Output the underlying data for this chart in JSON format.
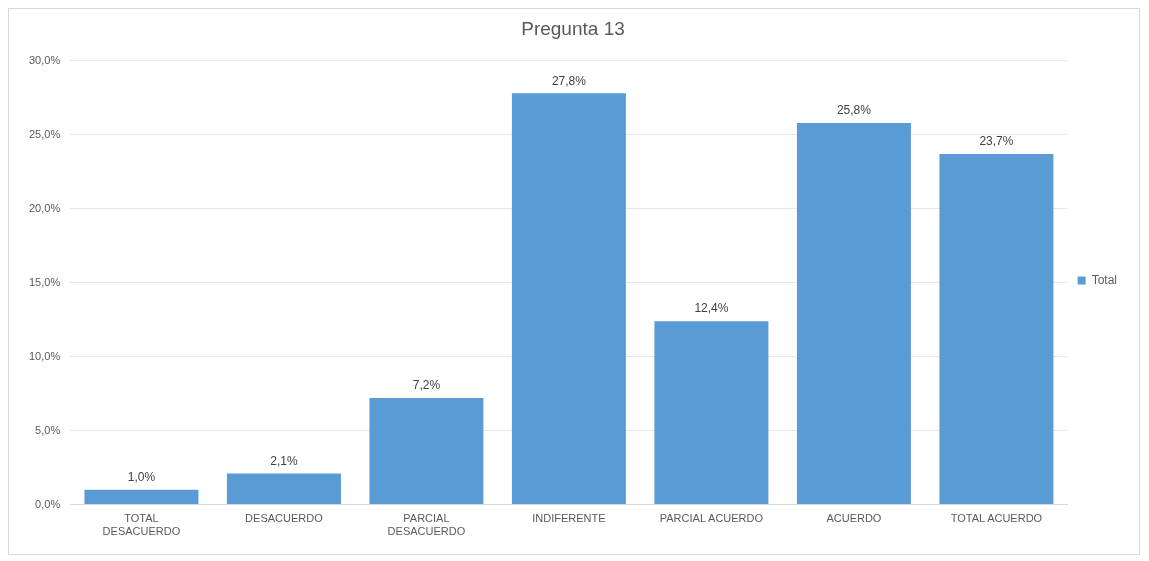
{
  "chart_data": {
    "type": "bar",
    "title": "Pregunta 13",
    "categories": [
      "TOTAL DESACUERDO",
      "DESACUERDO",
      "PARCIAL DESACUERDO",
      "INDIFERENTE",
      "PARCIAL ACUERDO",
      "ACUERDO",
      "TOTAL ACUERDO"
    ],
    "series": [
      {
        "name": "Total",
        "color": "#5b9bd5",
        "values": [
          1.0,
          2.1,
          7.2,
          27.8,
          12.4,
          25.8,
          23.7
        ],
        "value_labels": [
          "1,0%",
          "2,1%",
          "7,2%",
          "27,8%",
          "12,4%",
          "25,8%",
          "23,7%"
        ]
      }
    ],
    "ylim": [
      0,
      30
    ],
    "yticks": [
      {
        "value": 0,
        "label": "0,0%"
      },
      {
        "value": 5,
        "label": "5,0%"
      },
      {
        "value": 10,
        "label": "10,0%"
      },
      {
        "value": 15,
        "label": "15,0%"
      },
      {
        "value": 20,
        "label": "20,0%"
      },
      {
        "value": 25,
        "label": "25,0%"
      },
      {
        "value": 30,
        "label": "30,0%"
      }
    ],
    "grid": "y",
    "legend": "right"
  }
}
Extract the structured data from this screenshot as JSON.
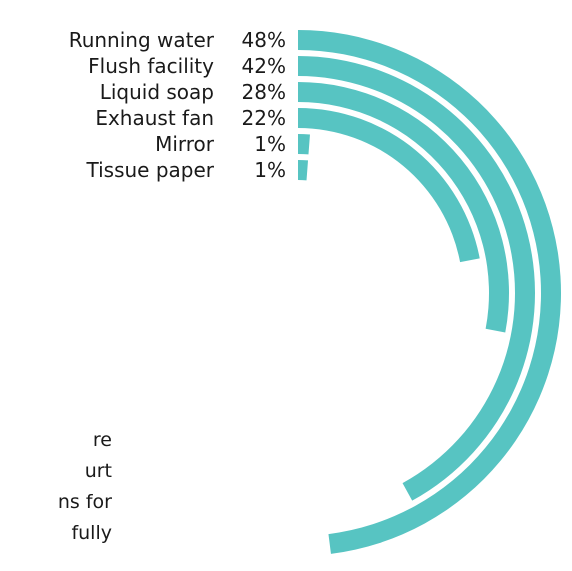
{
  "chart_data": {
    "type": "radial-bar",
    "unit": "%",
    "max_value": 100,
    "color": "#57c4c2",
    "categories": [
      "Running water",
      "Flush facility",
      "Liquid soap",
      "Exhaust fan",
      "Mirror",
      "Tissue paper"
    ],
    "values": [
      48,
      42,
      28,
      22,
      1,
      1
    ],
    "value_labels": [
      "48%",
      "42%",
      "28%",
      "22%",
      "1%",
      "1%"
    ]
  },
  "body_text_fragments": [
    "re",
    "urt",
    "ns for",
    "fully"
  ]
}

:::

* What you will do: Each record above is to be restated exactly, with its pictures removed from the copy.

* Written response:
Output the underlying data for this chart in JSON format.
{
  "chart_data": {
    "type": "bar",
    "title": "Pregunta 13",
    "categories": [
      "TOTAL DESACUERDO",
      "DESACUERDO",
      "PARCIAL DESACUERDO",
      "INDIFERENTE",
      "PARCIAL ACUERDO",
      "ACUERDO",
      "TOTAL ACUERDO"
    ],
    "series": [
      {
        "name": "Total",
        "color": "#5b9bd5",
        "values": [
          1.0,
          2.1,
          7.2,
          27.8,
          12.4,
          25.8,
          23.7
        ],
        "value_labels": [
          "1,0%",
          "2,1%",
          "7,2%",
          "27,8%",
          "12,4%",
          "25,8%",
          "23,7%"
        ]
      }
    ],
    "ylim": [
      0,
      30
    ],
    "yticks": [
      {
        "value": 0,
        "label": "0,0%"
      },
      {
        "value": 5,
        "label": "5,0%"
      },
      {
        "value": 10,
        "label": "10,0%"
      },
      {
        "value": 15,
        "label": "15,0%"
      },
      {
        "value": 20,
        "label": "20,0%"
      },
      {
        "value": 25,
        "label": "25,0%"
      },
      {
        "value": 30,
        "label": "30,0%"
      }
    ],
    "grid": "y",
    "legend": "right"
  }
}
Extract the structured data from this screenshot as JSON.
{
  "chart_data": {
    "type": "radial-bar",
    "unit": "%",
    "max_value": 100,
    "color": "#57c4c2",
    "categories": [
      "Running water",
      "Flush facility",
      "Liquid soap",
      "Exhaust fan",
      "Mirror",
      "Tissue paper"
    ],
    "values": [
      48,
      42,
      28,
      22,
      1,
      1
    ],
    "value_labels": [
      "48%",
      "42%",
      "28%",
      "22%",
      "1%",
      "1%"
    ]
  },
  "body_text_fragments": [
    "re",
    "urt",
    "ns for",
    "fully"
  ]
}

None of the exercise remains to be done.